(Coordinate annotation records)
---------------
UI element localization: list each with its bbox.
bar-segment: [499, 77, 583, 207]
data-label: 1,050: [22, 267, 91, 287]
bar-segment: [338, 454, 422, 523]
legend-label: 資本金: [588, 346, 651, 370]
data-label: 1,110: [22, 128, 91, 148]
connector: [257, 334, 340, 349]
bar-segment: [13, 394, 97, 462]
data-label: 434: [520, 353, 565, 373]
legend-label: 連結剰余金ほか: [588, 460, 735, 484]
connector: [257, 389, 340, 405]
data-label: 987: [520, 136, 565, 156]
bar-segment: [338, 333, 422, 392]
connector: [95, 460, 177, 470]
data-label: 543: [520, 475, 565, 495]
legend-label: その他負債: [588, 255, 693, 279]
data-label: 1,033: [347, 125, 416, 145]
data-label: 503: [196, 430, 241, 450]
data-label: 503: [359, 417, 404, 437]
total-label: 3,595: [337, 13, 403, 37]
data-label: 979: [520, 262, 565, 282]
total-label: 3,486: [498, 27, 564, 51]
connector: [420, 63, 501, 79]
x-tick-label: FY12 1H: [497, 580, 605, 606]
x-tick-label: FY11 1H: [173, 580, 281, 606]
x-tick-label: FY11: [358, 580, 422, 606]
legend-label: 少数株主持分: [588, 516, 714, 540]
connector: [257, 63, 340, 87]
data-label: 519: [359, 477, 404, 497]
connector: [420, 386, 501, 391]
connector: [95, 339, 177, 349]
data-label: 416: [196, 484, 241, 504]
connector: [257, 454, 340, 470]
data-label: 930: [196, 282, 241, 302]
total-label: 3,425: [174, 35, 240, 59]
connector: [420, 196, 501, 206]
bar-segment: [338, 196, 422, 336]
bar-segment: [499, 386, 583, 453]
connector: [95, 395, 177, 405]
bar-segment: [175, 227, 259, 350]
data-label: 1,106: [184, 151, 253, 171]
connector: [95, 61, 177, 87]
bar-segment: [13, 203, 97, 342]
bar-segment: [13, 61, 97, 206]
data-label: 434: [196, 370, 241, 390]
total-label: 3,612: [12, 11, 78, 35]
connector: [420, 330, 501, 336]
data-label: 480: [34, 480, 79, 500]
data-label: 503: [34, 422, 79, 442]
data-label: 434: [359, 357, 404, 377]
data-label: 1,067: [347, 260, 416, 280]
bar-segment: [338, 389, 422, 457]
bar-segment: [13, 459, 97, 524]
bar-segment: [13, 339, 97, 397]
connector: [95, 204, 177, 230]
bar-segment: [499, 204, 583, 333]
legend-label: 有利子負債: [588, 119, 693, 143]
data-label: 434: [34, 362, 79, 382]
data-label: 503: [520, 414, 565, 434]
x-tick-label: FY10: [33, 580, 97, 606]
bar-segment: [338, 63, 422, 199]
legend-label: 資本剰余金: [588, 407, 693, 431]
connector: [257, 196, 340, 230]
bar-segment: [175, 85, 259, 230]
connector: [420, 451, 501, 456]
---------------
■ **What needs to be done**: Reproduce every line of the material above without any alteration.

■ **Exercise output**:
UI element localization: list each with its bbox.
bar-segment: [499, 77, 583, 207]
data-label: 1,050: [22, 267, 91, 287]
bar-segment: [338, 454, 422, 523]
legend-label: 資本金: [588, 346, 651, 370]
data-label: 1,110: [22, 128, 91, 148]
connector: [257, 334, 340, 349]
bar-segment: [13, 394, 97, 462]
data-label: 434: [520, 353, 565, 373]
legend-label: 連結剰余金ほか: [588, 460, 735, 484]
connector: [257, 389, 340, 405]
data-label: 987: [520, 136, 565, 156]
bar-segment: [338, 333, 422, 392]
connector: [95, 460, 177, 470]
data-label: 543: [520, 475, 565, 495]
legend-label: その他負債: [588, 255, 693, 279]
data-label: 1,033: [347, 125, 416, 145]
data-label: 503: [196, 430, 241, 450]
data-label: 503: [359, 417, 404, 437]
total-label: 3,595: [337, 13, 403, 37]
data-label: 979: [520, 262, 565, 282]
total-label: 3,486: [498, 27, 564, 51]
connector: [420, 63, 501, 79]
x-tick-label: FY12 1H: [497, 580, 605, 606]
x-tick-label: FY11 1H: [173, 580, 281, 606]
x-tick-label: FY11: [358, 580, 422, 606]
legend-label: 少数株主持分: [588, 516, 714, 540]
connector: [257, 63, 340, 87]
data-label: 519: [359, 477, 404, 497]
connector: [420, 386, 501, 391]
connector: [95, 339, 177, 349]
data-label: 416: [196, 484, 241, 504]
connector: [257, 454, 340, 470]
data-label: 930: [196, 282, 241, 302]
total-label: 3,425: [174, 35, 240, 59]
connector: [420, 196, 501, 206]
bar-segment: [338, 196, 422, 336]
bar-segment: [499, 386, 583, 453]
connector: [95, 395, 177, 405]
bar-segment: [175, 227, 259, 350]
data-label: 1,106: [184, 151, 253, 171]
connector: [95, 61, 177, 87]
bar-segment: [13, 203, 97, 342]
bar-segment: [13, 61, 97, 206]
data-label: 434: [196, 370, 241, 390]
total-label: 3,612: [12, 11, 78, 35]
connector: [420, 330, 501, 336]
data-label: 480: [34, 480, 79, 500]
data-label: 503: [34, 422, 79, 442]
data-label: 434: [359, 357, 404, 377]
data-label: 1,067: [347, 260, 416, 280]
bar-segment: [338, 389, 422, 457]
bar-segment: [13, 459, 97, 524]
bar-segment: [13, 339, 97, 397]
connector: [95, 204, 177, 230]
bar-segment: [499, 204, 583, 333]
legend-label: 有利子負債: [588, 119, 693, 143]
data-label: 434: [34, 362, 79, 382]
data-label: 503: [520, 414, 565, 434]
x-tick-label: FY10: [33, 580, 97, 606]
bar-segment: [338, 63, 422, 199]
legend-label: 資本剰余金: [588, 407, 693, 431]
connector: [257, 196, 340, 230]
bar-segment: [175, 85, 259, 230]
connector: [420, 451, 501, 456]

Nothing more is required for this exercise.